== Problem to solve ==
Skip the pictures. Copy all the rest of the records down exactly.

━━━━━━━━━━

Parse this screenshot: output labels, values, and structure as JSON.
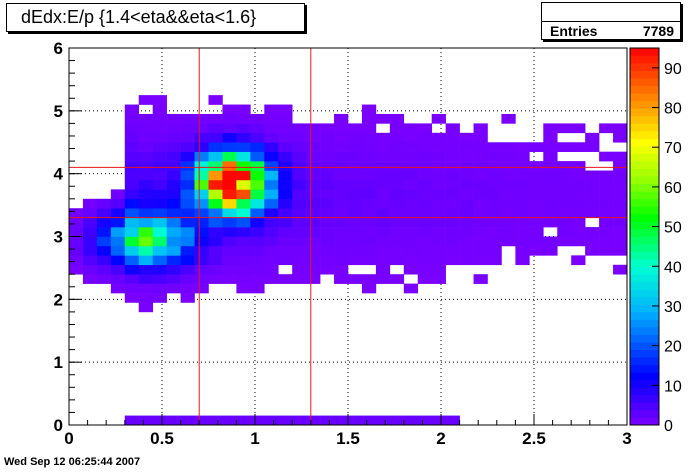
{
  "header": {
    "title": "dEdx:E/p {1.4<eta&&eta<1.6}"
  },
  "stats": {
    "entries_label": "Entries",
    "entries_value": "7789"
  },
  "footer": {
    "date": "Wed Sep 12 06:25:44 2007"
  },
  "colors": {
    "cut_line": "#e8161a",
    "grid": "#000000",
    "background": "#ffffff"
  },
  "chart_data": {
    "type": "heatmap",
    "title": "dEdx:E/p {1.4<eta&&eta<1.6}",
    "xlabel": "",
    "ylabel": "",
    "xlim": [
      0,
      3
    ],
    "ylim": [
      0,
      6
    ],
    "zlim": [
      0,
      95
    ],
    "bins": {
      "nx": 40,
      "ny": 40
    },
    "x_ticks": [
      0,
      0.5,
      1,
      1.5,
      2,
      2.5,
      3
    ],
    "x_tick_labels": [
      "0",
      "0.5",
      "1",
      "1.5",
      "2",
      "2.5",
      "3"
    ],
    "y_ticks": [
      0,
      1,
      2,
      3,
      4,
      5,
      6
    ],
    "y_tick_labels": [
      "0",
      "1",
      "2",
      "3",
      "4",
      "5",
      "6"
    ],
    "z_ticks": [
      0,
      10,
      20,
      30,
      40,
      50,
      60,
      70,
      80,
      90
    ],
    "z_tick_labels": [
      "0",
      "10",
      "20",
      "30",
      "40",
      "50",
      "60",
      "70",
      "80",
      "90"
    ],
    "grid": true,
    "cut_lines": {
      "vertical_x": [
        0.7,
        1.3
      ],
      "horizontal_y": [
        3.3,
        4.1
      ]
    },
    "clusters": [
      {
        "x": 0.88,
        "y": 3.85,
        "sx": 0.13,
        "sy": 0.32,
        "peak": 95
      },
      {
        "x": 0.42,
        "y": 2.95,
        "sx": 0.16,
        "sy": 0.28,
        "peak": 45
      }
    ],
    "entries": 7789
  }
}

━━━━━━━━━━

== Solution to this exercise ==
Parse this screenshot: output labels, values, and structure as JSON.
{
  "header": {
    "title": "dEdx:E/p {1.4<eta&&eta<1.6}"
  },
  "stats": {
    "entries_label": "Entries",
    "entries_value": "7789"
  },
  "footer": {
    "date": "Wed Sep 12 06:25:44 2007"
  },
  "colors": {
    "cut_line": "#e8161a",
    "grid": "#000000",
    "background": "#ffffff"
  },
  "chart_data": {
    "type": "heatmap",
    "title": "dEdx:E/p {1.4<eta&&eta<1.6}",
    "xlabel": "",
    "ylabel": "",
    "xlim": [
      0,
      3
    ],
    "ylim": [
      0,
      6
    ],
    "zlim": [
      0,
      95
    ],
    "bins": {
      "nx": 40,
      "ny": 40
    },
    "x_ticks": [
      0,
      0.5,
      1,
      1.5,
      2,
      2.5,
      3
    ],
    "x_tick_labels": [
      "0",
      "0.5",
      "1",
      "1.5",
      "2",
      "2.5",
      "3"
    ],
    "y_ticks": [
      0,
      1,
      2,
      3,
      4,
      5,
      6
    ],
    "y_tick_labels": [
      "0",
      "1",
      "2",
      "3",
      "4",
      "5",
      "6"
    ],
    "z_ticks": [
      0,
      10,
      20,
      30,
      40,
      50,
      60,
      70,
      80,
      90
    ],
    "z_tick_labels": [
      "0",
      "10",
      "20",
      "30",
      "40",
      "50",
      "60",
      "70",
      "80",
      "90"
    ],
    "grid": true,
    "cut_lines": {
      "vertical_x": [
        0.7,
        1.3
      ],
      "horizontal_y": [
        3.3,
        4.1
      ]
    },
    "clusters": [
      {
        "x": 0.88,
        "y": 3.85,
        "sx": 0.13,
        "sy": 0.32,
        "peak": 95
      },
      {
        "x": 0.42,
        "y": 2.95,
        "sx": 0.16,
        "sy": 0.28,
        "peak": 45
      }
    ],
    "entries": 7789
  }
}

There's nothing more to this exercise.